== SHORT EXERCISE ==
Repeat exactly each line of the data provided below.
___ INPUT MATERIAL ___
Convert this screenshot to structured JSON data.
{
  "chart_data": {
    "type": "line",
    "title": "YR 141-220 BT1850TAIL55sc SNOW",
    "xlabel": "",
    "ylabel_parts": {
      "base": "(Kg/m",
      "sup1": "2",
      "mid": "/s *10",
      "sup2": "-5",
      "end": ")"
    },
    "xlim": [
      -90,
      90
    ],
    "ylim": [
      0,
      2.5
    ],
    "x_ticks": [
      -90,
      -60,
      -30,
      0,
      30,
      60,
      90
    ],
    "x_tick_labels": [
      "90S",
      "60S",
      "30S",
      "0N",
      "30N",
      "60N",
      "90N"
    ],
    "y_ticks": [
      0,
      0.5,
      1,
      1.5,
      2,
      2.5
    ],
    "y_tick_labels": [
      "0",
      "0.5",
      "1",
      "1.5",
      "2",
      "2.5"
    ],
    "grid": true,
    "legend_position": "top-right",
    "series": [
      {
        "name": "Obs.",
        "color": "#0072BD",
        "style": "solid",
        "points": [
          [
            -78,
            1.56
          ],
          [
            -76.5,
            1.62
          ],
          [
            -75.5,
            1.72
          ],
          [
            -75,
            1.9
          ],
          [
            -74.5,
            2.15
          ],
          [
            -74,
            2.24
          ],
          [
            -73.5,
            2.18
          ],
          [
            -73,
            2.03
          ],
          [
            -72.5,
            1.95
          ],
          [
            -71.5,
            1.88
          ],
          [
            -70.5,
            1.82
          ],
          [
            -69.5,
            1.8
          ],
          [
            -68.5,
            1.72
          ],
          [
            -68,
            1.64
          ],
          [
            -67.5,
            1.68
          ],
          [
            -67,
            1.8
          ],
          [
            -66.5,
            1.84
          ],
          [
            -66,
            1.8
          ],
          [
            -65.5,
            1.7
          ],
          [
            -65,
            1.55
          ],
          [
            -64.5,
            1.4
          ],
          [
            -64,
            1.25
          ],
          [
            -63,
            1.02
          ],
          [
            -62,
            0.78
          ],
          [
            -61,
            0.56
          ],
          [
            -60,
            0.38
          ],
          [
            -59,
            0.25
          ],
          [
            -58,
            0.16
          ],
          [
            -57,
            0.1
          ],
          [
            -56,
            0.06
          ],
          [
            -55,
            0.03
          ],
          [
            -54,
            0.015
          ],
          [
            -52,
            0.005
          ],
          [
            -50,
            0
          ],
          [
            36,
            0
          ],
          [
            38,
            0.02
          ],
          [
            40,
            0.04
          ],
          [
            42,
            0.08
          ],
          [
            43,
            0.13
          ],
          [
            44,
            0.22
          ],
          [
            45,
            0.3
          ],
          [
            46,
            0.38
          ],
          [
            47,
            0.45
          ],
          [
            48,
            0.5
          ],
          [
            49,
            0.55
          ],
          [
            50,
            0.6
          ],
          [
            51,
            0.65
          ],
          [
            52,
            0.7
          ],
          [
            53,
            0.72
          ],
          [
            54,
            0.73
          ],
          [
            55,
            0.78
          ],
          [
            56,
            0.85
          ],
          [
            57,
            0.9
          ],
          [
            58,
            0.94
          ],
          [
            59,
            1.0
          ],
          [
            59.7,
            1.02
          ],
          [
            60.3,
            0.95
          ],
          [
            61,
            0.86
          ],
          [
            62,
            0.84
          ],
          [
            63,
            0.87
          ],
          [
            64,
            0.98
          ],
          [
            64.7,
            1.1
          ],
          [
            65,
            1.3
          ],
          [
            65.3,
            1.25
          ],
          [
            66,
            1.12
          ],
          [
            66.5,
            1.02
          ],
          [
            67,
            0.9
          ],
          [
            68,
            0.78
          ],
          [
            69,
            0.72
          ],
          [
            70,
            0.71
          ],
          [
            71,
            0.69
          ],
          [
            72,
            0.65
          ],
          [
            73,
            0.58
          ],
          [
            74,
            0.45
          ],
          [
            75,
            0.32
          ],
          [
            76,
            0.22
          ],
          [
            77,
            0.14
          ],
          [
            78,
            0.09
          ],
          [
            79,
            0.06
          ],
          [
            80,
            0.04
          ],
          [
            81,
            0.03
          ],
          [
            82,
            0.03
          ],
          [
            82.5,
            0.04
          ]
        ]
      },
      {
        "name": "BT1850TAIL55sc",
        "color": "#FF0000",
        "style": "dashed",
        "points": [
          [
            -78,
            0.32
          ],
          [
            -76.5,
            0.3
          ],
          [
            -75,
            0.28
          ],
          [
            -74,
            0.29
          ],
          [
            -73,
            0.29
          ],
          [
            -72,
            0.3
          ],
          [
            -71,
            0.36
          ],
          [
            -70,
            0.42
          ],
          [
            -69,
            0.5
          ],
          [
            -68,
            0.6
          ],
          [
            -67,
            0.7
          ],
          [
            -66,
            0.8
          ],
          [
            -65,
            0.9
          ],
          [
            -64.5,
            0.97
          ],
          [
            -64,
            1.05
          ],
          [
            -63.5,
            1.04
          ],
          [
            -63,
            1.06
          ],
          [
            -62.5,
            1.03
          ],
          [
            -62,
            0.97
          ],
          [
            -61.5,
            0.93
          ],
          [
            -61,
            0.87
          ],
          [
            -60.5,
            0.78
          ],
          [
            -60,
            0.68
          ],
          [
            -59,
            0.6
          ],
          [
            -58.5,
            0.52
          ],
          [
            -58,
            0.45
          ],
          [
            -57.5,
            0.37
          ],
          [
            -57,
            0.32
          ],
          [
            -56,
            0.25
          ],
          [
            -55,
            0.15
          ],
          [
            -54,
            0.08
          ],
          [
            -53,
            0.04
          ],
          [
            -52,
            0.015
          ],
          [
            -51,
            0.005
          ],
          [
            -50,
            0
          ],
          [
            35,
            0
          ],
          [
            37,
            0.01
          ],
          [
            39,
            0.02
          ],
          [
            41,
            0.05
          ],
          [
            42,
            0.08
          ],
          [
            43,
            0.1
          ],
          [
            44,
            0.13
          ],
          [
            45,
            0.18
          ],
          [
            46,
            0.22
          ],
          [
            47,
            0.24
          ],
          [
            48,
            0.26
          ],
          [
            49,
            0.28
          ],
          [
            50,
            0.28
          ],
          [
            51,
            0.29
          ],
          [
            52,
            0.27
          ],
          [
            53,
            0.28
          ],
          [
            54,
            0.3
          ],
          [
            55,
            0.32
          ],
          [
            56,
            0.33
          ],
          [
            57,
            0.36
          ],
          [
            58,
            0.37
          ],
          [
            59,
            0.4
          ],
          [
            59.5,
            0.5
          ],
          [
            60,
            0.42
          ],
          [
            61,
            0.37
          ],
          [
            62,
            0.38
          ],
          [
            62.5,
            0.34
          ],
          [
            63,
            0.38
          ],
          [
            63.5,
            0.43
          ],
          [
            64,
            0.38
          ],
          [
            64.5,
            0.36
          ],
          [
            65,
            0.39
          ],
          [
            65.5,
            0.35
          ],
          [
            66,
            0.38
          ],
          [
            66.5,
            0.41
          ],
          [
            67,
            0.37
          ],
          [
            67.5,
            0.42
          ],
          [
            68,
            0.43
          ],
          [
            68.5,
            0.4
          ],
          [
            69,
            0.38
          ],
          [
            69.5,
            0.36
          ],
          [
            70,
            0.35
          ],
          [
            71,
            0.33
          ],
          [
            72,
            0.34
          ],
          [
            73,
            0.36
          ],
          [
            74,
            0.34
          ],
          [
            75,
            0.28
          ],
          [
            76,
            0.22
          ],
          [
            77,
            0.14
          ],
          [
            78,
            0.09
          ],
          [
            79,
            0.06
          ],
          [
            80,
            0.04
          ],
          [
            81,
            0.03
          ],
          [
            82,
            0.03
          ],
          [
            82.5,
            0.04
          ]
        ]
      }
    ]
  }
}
___
== RESULT FOR THIS EXERCISE ==
Convert this screenshot to structured JSON data.
{
  "chart_data": {
    "type": "line",
    "title": "YR 141-220 BT1850TAIL55sc SNOW",
    "xlabel": "",
    "ylabel_parts": {
      "base": "(Kg/m",
      "sup1": "2",
      "mid": "/s *10",
      "sup2": "-5",
      "end": ")"
    },
    "xlim": [
      -90,
      90
    ],
    "ylim": [
      0,
      2.5
    ],
    "x_ticks": [
      -90,
      -60,
      -30,
      0,
      30,
      60,
      90
    ],
    "x_tick_labels": [
      "90S",
      "60S",
      "30S",
      "0N",
      "30N",
      "60N",
      "90N"
    ],
    "y_ticks": [
      0,
      0.5,
      1,
      1.5,
      2,
      2.5
    ],
    "y_tick_labels": [
      "0",
      "0.5",
      "1",
      "1.5",
      "2",
      "2.5"
    ],
    "grid": true,
    "legend_position": "top-right",
    "series": [
      {
        "name": "Obs.",
        "color": "#0072BD",
        "style": "solid",
        "points": [
          [
            -78,
            1.56
          ],
          [
            -76.5,
            1.62
          ],
          [
            -75.5,
            1.72
          ],
          [
            -75,
            1.9
          ],
          [
            -74.5,
            2.15
          ],
          [
            -74,
            2.24
          ],
          [
            -73.5,
            2.18
          ],
          [
            -73,
            2.03
          ],
          [
            -72.5,
            1.95
          ],
          [
            -71.5,
            1.88
          ],
          [
            -70.5,
            1.82
          ],
          [
            -69.5,
            1.8
          ],
          [
            -68.5,
            1.72
          ],
          [
            -68,
            1.64
          ],
          [
            -67.5,
            1.68
          ],
          [
            -67,
            1.8
          ],
          [
            -66.5,
            1.84
          ],
          [
            -66,
            1.8
          ],
          [
            -65.5,
            1.7
          ],
          [
            -65,
            1.55
          ],
          [
            -64.5,
            1.4
          ],
          [
            -64,
            1.25
          ],
          [
            -63,
            1.02
          ],
          [
            -62,
            0.78
          ],
          [
            -61,
            0.56
          ],
          [
            -60,
            0.38
          ],
          [
            -59,
            0.25
          ],
          [
            -58,
            0.16
          ],
          [
            -57,
            0.1
          ],
          [
            -56,
            0.06
          ],
          [
            -55,
            0.03
          ],
          [
            -54,
            0.015
          ],
          [
            -52,
            0.005
          ],
          [
            -50,
            0
          ],
          [
            36,
            0
          ],
          [
            38,
            0.02
          ],
          [
            40,
            0.04
          ],
          [
            42,
            0.08
          ],
          [
            43,
            0.13
          ],
          [
            44,
            0.22
          ],
          [
            45,
            0.3
          ],
          [
            46,
            0.38
          ],
          [
            47,
            0.45
          ],
          [
            48,
            0.5
          ],
          [
            49,
            0.55
          ],
          [
            50,
            0.6
          ],
          [
            51,
            0.65
          ],
          [
            52,
            0.7
          ],
          [
            53,
            0.72
          ],
          [
            54,
            0.73
          ],
          [
            55,
            0.78
          ],
          [
            56,
            0.85
          ],
          [
            57,
            0.9
          ],
          [
            58,
            0.94
          ],
          [
            59,
            1.0
          ],
          [
            59.7,
            1.02
          ],
          [
            60.3,
            0.95
          ],
          [
            61,
            0.86
          ],
          [
            62,
            0.84
          ],
          [
            63,
            0.87
          ],
          [
            64,
            0.98
          ],
          [
            64.7,
            1.1
          ],
          [
            65,
            1.3
          ],
          [
            65.3,
            1.25
          ],
          [
            66,
            1.12
          ],
          [
            66.5,
            1.02
          ],
          [
            67,
            0.9
          ],
          [
            68,
            0.78
          ],
          [
            69,
            0.72
          ],
          [
            70,
            0.71
          ],
          [
            71,
            0.69
          ],
          [
            72,
            0.65
          ],
          [
            73,
            0.58
          ],
          [
            74,
            0.45
          ],
          [
            75,
            0.32
          ],
          [
            76,
            0.22
          ],
          [
            77,
            0.14
          ],
          [
            78,
            0.09
          ],
          [
            79,
            0.06
          ],
          [
            80,
            0.04
          ],
          [
            81,
            0.03
          ],
          [
            82,
            0.03
          ],
          [
            82.5,
            0.04
          ]
        ]
      },
      {
        "name": "BT1850TAIL55sc",
        "color": "#FF0000",
        "style": "dashed",
        "points": [
          [
            -78,
            0.32
          ],
          [
            -76.5,
            0.3
          ],
          [
            -75,
            0.28
          ],
          [
            -74,
            0.29
          ],
          [
            -73,
            0.29
          ],
          [
            -72,
            0.3
          ],
          [
            -71,
            0.36
          ],
          [
            -70,
            0.42
          ],
          [
            -69,
            0.5
          ],
          [
            -68,
            0.6
          ],
          [
            -67,
            0.7
          ],
          [
            -66,
            0.8
          ],
          [
            -65,
            0.9
          ],
          [
            -64.5,
            0.97
          ],
          [
            -64,
            1.05
          ],
          [
            -63.5,
            1.04
          ],
          [
            -63,
            1.06
          ],
          [
            -62.5,
            1.03
          ],
          [
            -62,
            0.97
          ],
          [
            -61.5,
            0.93
          ],
          [
            -61,
            0.87
          ],
          [
            -60.5,
            0.78
          ],
          [
            -60,
            0.68
          ],
          [
            -59,
            0.6
          ],
          [
            -58.5,
            0.52
          ],
          [
            -58,
            0.45
          ],
          [
            -57.5,
            0.37
          ],
          [
            -57,
            0.32
          ],
          [
            -56,
            0.25
          ],
          [
            -55,
            0.15
          ],
          [
            -54,
            0.08
          ],
          [
            -53,
            0.04
          ],
          [
            -52,
            0.015
          ],
          [
            -51,
            0.005
          ],
          [
            -50,
            0
          ],
          [
            35,
            0
          ],
          [
            37,
            0.01
          ],
          [
            39,
            0.02
          ],
          [
            41,
            0.05
          ],
          [
            42,
            0.08
          ],
          [
            43,
            0.1
          ],
          [
            44,
            0.13
          ],
          [
            45,
            0.18
          ],
          [
            46,
            0.22
          ],
          [
            47,
            0.24
          ],
          [
            48,
            0.26
          ],
          [
            49,
            0.28
          ],
          [
            50,
            0.28
          ],
          [
            51,
            0.29
          ],
          [
            52,
            0.27
          ],
          [
            53,
            0.28
          ],
          [
            54,
            0.3
          ],
          [
            55,
            0.32
          ],
          [
            56,
            0.33
          ],
          [
            57,
            0.36
          ],
          [
            58,
            0.37
          ],
          [
            59,
            0.4
          ],
          [
            59.5,
            0.5
          ],
          [
            60,
            0.42
          ],
          [
            61,
            0.37
          ],
          [
            62,
            0.38
          ],
          [
            62.5,
            0.34
          ],
          [
            63,
            0.38
          ],
          [
            63.5,
            0.43
          ],
          [
            64,
            0.38
          ],
          [
            64.5,
            0.36
          ],
          [
            65,
            0.39
          ],
          [
            65.5,
            0.35
          ],
          [
            66,
            0.38
          ],
          [
            66.5,
            0.41
          ],
          [
            67,
            0.37
          ],
          [
            67.5,
            0.42
          ],
          [
            68,
            0.43
          ],
          [
            68.5,
            0.4
          ],
          [
            69,
            0.38
          ],
          [
            69.5,
            0.36
          ],
          [
            70,
            0.35
          ],
          [
            71,
            0.33
          ],
          [
            72,
            0.34
          ],
          [
            73,
            0.36
          ],
          [
            74,
            0.34
          ],
          [
            75,
            0.28
          ],
          [
            76,
            0.22
          ],
          [
            77,
            0.14
          ],
          [
            78,
            0.09
          ],
          [
            79,
            0.06
          ],
          [
            80,
            0.04
          ],
          [
            81,
            0.03
          ],
          [
            82,
            0.03
          ],
          [
            82.5,
            0.04
          ]
        ]
      }
    ]
  }
}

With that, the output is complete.